Task input:
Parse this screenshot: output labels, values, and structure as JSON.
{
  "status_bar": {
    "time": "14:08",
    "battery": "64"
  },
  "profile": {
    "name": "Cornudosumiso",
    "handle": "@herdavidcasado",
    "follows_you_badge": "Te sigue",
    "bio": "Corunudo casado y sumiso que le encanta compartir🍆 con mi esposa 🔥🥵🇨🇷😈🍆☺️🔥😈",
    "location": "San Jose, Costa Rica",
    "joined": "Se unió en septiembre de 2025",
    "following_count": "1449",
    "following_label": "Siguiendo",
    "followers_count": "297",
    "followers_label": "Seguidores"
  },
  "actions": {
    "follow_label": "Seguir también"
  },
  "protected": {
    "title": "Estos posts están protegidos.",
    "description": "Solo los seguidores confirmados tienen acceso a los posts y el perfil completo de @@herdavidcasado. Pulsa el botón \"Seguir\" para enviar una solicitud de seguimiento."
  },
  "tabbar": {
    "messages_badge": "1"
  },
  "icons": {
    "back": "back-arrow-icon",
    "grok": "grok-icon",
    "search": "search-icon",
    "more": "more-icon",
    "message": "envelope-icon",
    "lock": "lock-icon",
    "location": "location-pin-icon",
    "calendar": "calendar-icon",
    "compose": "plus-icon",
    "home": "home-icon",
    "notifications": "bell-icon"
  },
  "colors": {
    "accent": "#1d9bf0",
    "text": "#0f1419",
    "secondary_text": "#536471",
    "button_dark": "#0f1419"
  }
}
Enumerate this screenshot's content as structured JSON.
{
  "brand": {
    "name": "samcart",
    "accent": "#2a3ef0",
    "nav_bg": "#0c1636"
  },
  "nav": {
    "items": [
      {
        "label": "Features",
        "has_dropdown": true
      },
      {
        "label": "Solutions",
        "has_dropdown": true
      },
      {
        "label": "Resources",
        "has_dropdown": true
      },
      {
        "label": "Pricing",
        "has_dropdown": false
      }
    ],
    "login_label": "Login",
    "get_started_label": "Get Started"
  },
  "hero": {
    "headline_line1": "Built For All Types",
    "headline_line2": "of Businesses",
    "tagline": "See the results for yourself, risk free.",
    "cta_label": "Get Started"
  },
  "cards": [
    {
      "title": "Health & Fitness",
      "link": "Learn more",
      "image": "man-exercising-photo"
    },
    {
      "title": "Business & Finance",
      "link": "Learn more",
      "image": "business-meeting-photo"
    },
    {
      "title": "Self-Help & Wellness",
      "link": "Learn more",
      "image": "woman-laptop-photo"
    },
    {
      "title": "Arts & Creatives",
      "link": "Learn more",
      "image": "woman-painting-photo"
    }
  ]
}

...

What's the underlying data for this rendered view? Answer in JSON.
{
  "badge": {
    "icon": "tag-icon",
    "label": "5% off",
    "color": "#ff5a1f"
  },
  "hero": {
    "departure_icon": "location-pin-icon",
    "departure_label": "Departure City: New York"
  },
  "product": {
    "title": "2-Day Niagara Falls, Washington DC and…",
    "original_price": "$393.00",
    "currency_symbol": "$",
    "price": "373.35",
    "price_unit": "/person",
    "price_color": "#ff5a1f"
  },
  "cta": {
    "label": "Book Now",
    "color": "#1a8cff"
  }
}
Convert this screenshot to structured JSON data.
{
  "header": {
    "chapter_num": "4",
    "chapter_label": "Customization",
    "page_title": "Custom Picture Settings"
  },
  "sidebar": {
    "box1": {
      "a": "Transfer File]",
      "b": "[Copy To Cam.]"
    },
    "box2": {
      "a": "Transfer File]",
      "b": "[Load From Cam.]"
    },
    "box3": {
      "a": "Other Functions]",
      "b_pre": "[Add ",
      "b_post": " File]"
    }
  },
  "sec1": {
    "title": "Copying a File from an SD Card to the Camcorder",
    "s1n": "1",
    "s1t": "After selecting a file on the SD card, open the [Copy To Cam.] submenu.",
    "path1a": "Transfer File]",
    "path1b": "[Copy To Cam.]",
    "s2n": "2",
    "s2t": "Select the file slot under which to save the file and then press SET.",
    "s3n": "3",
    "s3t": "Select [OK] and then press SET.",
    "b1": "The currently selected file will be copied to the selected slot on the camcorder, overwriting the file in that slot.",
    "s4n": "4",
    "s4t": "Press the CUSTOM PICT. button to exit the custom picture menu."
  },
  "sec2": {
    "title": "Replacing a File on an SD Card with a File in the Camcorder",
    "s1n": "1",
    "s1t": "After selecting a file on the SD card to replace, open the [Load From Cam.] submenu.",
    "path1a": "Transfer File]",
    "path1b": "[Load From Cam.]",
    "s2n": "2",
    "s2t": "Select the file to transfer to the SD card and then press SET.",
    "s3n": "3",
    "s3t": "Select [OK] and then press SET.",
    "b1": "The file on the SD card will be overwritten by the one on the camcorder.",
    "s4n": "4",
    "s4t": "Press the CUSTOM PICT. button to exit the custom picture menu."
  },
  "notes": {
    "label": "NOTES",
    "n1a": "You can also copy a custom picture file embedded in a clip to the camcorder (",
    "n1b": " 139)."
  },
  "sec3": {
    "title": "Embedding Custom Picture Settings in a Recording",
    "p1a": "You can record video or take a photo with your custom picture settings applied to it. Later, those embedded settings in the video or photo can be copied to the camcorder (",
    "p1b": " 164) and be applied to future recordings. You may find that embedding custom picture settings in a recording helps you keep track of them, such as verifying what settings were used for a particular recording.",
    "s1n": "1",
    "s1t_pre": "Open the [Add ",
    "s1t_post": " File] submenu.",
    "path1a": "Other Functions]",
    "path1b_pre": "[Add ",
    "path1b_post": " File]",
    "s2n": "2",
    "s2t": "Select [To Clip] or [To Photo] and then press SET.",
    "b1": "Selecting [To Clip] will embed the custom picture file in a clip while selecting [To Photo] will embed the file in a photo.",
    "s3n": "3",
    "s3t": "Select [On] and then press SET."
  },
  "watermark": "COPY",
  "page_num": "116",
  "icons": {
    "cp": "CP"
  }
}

Written request: Among the entries above, identify all lines with "Load" and copy them.

Full answer:
      "b": "[Load From Cam.]"
    "s1t": "After selecting a file on the SD card to replace, open the [Load From Cam.] submenu.",
    "path1b": "[Load From Cam.]",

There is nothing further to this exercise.